■ Written problem
Each entry below is to be transcribed exactly.

** begin **

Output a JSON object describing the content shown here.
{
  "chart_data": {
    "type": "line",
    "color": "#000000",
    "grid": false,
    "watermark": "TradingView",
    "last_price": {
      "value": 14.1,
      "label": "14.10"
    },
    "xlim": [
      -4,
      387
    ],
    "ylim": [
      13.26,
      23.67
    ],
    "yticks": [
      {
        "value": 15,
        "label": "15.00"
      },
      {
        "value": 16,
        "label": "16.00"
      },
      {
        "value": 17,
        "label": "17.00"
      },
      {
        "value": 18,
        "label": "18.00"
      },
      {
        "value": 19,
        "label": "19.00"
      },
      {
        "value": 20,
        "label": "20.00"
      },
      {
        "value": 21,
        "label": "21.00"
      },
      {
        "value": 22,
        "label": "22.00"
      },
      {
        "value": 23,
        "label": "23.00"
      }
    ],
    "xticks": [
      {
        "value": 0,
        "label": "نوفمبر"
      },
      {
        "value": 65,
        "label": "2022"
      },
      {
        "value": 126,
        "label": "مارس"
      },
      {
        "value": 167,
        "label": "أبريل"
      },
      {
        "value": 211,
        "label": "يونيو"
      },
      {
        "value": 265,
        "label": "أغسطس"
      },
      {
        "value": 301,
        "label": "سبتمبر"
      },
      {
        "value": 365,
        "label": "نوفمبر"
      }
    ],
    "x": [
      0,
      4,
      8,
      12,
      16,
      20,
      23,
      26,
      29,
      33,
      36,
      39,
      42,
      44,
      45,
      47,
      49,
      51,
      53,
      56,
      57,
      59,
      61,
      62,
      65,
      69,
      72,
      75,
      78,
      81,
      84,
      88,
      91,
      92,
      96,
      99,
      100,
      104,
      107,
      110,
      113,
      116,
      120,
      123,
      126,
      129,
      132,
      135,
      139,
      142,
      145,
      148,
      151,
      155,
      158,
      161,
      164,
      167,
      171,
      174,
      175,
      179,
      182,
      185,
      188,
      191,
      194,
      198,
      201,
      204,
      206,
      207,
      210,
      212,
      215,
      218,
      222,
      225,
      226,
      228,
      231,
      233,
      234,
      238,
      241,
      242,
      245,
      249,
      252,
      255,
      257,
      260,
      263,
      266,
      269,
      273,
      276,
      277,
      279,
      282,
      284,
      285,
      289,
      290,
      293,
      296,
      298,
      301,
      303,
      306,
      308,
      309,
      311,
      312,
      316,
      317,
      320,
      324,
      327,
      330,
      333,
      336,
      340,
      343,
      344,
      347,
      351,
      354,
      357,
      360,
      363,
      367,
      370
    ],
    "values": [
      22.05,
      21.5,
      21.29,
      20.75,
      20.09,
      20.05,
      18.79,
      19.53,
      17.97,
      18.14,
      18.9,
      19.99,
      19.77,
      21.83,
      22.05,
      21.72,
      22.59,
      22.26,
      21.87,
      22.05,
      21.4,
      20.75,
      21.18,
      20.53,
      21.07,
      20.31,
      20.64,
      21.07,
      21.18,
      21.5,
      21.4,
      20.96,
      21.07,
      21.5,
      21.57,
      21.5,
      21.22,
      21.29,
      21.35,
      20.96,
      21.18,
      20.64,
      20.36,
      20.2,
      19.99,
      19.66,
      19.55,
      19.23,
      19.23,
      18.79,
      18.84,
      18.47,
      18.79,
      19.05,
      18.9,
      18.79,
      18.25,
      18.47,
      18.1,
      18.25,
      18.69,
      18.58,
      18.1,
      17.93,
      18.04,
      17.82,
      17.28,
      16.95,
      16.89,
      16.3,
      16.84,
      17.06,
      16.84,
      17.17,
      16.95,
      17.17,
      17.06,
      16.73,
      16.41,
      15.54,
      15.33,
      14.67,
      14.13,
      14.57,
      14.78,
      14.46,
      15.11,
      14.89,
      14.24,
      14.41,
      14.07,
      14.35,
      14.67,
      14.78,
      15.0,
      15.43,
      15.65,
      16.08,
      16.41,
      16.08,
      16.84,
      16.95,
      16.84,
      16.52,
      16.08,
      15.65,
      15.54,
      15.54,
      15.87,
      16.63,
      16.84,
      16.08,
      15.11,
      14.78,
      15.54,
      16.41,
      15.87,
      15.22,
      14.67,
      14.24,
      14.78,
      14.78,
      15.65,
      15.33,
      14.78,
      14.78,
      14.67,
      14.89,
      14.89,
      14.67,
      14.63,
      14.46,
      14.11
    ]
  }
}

** end **

■ Answer for the task
Output a JSON object describing the content shown here.
{
  "chart_data": {
    "type": "line",
    "color": "#000000",
    "grid": false,
    "watermark": "TradingView",
    "last_price": {
      "value": 14.1,
      "label": "14.10"
    },
    "xlim": [
      -4,
      387
    ],
    "ylim": [
      13.26,
      23.67
    ],
    "yticks": [
      {
        "value": 15,
        "label": "15.00"
      },
      {
        "value": 16,
        "label": "16.00"
      },
      {
        "value": 17,
        "label": "17.00"
      },
      {
        "value": 18,
        "label": "18.00"
      },
      {
        "value": 19,
        "label": "19.00"
      },
      {
        "value": 20,
        "label": "20.00"
      },
      {
        "value": 21,
        "label": "21.00"
      },
      {
        "value": 22,
        "label": "22.00"
      },
      {
        "value": 23,
        "label": "23.00"
      }
    ],
    "xticks": [
      {
        "value": 0,
        "label": "نوفمبر"
      },
      {
        "value": 65,
        "label": "2022"
      },
      {
        "value": 126,
        "label": "مارس"
      },
      {
        "value": 167,
        "label": "أبريل"
      },
      {
        "value": 211,
        "label": "يونيو"
      },
      {
        "value": 265,
        "label": "أغسطس"
      },
      {
        "value": 301,
        "label": "سبتمبر"
      },
      {
        "value": 365,
        "label": "نوفمبر"
      }
    ],
    "x": [
      0,
      4,
      8,
      12,
      16,
      20,
      23,
      26,
      29,
      33,
      36,
      39,
      42,
      44,
      45,
      47,
      49,
      51,
      53,
      56,
      57,
      59,
      61,
      62,
      65,
      69,
      72,
      75,
      78,
      81,
      84,
      88,
      91,
      92,
      96,
      99,
      100,
      104,
      107,
      110,
      113,
      116,
      120,
      123,
      126,
      129,
      132,
      135,
      139,
      142,
      145,
      148,
      151,
      155,
      158,
      161,
      164,
      167,
      171,
      174,
      175,
      179,
      182,
      185,
      188,
      191,
      194,
      198,
      201,
      204,
      206,
      207,
      210,
      212,
      215,
      218,
      222,
      225,
      226,
      228,
      231,
      233,
      234,
      238,
      241,
      242,
      245,
      249,
      252,
      255,
      257,
      260,
      263,
      266,
      269,
      273,
      276,
      277,
      279,
      282,
      284,
      285,
      289,
      290,
      293,
      296,
      298,
      301,
      303,
      306,
      308,
      309,
      311,
      312,
      316,
      317,
      320,
      324,
      327,
      330,
      333,
      336,
      340,
      343,
      344,
      347,
      351,
      354,
      357,
      360,
      363,
      367,
      370
    ],
    "values": [
      22.05,
      21.5,
      21.29,
      20.75,
      20.09,
      20.05,
      18.79,
      19.53,
      17.97,
      18.14,
      18.9,
      19.99,
      19.77,
      21.83,
      22.05,
      21.72,
      22.59,
      22.26,
      21.87,
      22.05,
      21.4,
      20.75,
      21.18,
      20.53,
      21.07,
      20.31,
      20.64,
      21.07,
      21.18,
      21.5,
      21.4,
      20.96,
      21.07,
      21.5,
      21.57,
      21.5,
      21.22,
      21.29,
      21.35,
      20.96,
      21.18,
      20.64,
      20.36,
      20.2,
      19.99,
      19.66,
      19.55,
      19.23,
      19.23,
      18.79,
      18.84,
      18.47,
      18.79,
      19.05,
      18.9,
      18.79,
      18.25,
      18.47,
      18.1,
      18.25,
      18.69,
      18.58,
      18.1,
      17.93,
      18.04,
      17.82,
      17.28,
      16.95,
      16.89,
      16.3,
      16.84,
      17.06,
      16.84,
      17.17,
      16.95,
      17.17,
      17.06,
      16.73,
      16.41,
      15.54,
      15.33,
      14.67,
      14.13,
      14.57,
      14.78,
      14.46,
      15.11,
      14.89,
      14.24,
      14.41,
      14.07,
      14.35,
      14.67,
      14.78,
      15.0,
      15.43,
      15.65,
      16.08,
      16.41,
      16.08,
      16.84,
      16.95,
      16.84,
      16.52,
      16.08,
      15.65,
      15.54,
      15.54,
      15.87,
      16.63,
      16.84,
      16.08,
      15.11,
      14.78,
      15.54,
      16.41,
      15.87,
      15.22,
      14.67,
      14.24,
      14.78,
      14.78,
      15.65,
      15.33,
      14.78,
      14.78,
      14.67,
      14.89,
      14.89,
      14.67,
      14.63,
      14.46,
      14.11
    ]
  }
}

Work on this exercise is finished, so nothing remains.